# SHORT EXERCISE:
Reproduce the listing verbatim, from its first line down to the line that contains "paragraph-3: 여성살해를 향한", with both of those lines included.

# DATA IN THIS EXERCISE:
-.-.-

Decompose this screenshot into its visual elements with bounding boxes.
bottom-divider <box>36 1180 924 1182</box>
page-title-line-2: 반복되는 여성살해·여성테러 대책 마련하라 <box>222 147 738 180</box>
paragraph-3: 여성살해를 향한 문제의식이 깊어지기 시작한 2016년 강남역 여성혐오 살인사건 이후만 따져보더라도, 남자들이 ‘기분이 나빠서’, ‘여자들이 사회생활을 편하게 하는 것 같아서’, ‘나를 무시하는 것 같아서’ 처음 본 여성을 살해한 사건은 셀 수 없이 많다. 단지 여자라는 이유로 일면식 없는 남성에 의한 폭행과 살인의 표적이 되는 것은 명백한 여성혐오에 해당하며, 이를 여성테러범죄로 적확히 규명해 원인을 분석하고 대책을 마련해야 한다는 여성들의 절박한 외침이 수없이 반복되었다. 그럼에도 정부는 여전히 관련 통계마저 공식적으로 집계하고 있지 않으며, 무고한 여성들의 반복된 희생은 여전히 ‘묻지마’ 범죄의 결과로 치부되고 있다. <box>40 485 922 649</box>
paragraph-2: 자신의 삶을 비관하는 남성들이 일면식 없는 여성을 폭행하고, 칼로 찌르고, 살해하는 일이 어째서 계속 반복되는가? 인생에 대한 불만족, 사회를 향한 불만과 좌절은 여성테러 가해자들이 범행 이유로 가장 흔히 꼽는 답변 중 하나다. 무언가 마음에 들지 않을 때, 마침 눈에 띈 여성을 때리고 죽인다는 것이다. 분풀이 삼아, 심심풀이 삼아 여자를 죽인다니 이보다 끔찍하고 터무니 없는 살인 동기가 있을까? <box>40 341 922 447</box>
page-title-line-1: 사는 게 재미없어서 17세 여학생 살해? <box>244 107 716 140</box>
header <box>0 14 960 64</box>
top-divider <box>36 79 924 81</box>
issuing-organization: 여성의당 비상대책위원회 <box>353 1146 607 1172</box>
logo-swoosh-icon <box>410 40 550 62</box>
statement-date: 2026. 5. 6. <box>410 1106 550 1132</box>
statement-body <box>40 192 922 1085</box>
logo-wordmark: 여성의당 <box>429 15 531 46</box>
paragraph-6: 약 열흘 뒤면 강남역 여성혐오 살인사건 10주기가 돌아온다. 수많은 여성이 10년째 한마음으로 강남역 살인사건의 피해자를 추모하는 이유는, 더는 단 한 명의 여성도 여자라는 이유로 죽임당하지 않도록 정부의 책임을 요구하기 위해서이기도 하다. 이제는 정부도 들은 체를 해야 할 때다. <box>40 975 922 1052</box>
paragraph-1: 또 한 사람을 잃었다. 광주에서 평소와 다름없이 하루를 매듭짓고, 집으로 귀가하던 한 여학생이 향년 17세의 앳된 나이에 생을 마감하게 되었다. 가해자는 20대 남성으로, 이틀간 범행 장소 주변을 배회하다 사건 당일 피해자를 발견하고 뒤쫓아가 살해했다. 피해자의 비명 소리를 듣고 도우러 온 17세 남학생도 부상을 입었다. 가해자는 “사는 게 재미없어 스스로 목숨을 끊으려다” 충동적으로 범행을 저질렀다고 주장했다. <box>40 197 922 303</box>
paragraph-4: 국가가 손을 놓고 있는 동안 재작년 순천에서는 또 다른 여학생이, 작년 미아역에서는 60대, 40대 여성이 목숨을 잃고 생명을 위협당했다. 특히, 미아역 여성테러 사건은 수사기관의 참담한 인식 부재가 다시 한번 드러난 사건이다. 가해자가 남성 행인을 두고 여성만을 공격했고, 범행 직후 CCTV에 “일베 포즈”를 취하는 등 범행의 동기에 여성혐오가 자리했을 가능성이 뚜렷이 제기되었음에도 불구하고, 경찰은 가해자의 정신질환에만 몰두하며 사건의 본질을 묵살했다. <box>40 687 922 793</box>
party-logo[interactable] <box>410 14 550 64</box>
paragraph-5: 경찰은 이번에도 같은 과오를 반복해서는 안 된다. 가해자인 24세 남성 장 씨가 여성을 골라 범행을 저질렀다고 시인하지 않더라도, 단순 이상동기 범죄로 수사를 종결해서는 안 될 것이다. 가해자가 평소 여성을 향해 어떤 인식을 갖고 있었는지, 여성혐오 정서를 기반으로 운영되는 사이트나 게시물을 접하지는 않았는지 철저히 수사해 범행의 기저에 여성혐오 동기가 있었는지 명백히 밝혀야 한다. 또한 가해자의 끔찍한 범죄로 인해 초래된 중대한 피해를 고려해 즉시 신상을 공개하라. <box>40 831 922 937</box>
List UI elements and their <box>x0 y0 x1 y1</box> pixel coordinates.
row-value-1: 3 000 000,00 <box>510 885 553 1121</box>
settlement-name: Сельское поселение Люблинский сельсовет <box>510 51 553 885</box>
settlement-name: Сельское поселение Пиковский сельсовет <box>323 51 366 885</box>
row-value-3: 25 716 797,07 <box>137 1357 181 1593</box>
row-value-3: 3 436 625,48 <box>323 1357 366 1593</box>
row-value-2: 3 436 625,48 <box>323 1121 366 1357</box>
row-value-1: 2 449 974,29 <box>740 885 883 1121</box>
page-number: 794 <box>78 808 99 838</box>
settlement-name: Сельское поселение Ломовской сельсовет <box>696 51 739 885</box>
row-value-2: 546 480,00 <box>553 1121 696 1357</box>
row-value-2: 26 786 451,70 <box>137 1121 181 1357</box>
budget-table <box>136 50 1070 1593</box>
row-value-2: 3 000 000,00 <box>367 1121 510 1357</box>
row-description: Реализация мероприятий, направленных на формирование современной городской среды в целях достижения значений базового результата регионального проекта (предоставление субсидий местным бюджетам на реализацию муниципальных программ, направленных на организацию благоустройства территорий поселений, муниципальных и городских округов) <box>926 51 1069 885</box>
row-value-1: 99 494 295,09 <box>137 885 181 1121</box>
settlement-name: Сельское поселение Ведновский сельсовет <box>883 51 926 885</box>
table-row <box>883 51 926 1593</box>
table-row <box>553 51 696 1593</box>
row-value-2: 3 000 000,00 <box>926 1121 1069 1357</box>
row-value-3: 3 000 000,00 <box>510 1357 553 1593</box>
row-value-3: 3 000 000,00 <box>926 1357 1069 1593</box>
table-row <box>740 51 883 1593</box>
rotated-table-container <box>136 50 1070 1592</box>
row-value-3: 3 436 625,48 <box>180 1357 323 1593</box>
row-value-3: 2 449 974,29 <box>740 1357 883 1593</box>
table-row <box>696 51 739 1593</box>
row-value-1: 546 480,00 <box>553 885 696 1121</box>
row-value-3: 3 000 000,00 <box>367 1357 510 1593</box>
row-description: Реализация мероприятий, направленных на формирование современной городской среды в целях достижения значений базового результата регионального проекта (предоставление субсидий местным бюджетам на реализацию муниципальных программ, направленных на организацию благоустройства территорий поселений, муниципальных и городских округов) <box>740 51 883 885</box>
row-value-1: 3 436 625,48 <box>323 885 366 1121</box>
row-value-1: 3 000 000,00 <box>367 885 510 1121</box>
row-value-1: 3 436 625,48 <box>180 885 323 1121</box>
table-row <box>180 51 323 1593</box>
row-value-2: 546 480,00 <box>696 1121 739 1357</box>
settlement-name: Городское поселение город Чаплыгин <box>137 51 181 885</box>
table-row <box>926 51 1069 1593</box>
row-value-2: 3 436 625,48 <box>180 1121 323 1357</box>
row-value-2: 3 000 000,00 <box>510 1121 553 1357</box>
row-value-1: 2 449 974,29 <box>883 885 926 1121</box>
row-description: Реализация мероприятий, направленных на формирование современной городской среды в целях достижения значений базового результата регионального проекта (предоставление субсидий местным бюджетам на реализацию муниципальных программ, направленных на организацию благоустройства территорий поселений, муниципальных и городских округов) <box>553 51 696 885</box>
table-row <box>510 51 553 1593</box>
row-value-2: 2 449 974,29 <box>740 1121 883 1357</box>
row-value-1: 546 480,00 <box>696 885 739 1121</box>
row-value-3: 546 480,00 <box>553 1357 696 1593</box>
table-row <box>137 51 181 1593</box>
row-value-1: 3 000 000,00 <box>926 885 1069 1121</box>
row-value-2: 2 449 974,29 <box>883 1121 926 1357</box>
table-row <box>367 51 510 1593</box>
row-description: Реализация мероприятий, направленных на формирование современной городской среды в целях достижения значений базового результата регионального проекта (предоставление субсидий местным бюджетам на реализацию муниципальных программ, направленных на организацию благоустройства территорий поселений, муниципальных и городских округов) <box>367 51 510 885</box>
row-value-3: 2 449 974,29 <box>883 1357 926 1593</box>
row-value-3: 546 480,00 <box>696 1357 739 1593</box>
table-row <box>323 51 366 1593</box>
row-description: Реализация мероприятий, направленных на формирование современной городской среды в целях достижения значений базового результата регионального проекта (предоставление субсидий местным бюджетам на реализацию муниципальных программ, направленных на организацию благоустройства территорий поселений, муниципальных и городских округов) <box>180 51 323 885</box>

-.-.-

# SOLUTION:
Decompose this screenshot into its visual elements with bounding boxes.
bottom-divider <box>36 1180 924 1182</box>
page-title-line-2: 반복되는 여성살해·여성테러 대책 마련하라 <box>222 147 738 180</box>
paragraph-3: 여성살해를 향한 문제의식이 깊어지기 시작한 2016년 강남역 여성혐오 살인사건 이후만 따져보더라도, 남자들이 ‘기분이 나빠서’, ‘여자들이 사회생활을 편하게 하는 것 같아서’, ‘나를 무시하는 것 같아서’ 처음 본 여성을 살해한 사건은 셀 수 없이 많다. 단지 여자라는 이유로 일면식 없는 남성에 의한 폭행과 살인의 표적이 되는 것은 명백한 여성혐오에 해당하며, 이를 여성테러범죄로 적확히 규명해 원인을 분석하고 대책을 마련해야 한다는 여성들의 절박한 외침이 수없이 반복되었다. 그럼에도 정부는 여전히 관련 통계마저 공식적으로 집계하고 있지 않으며, 무고한 여성들의 반복된 희생은 여전히 ‘묻지마’ 범죄의 결과로 치부되고 있다. <box>40 485 922 649</box>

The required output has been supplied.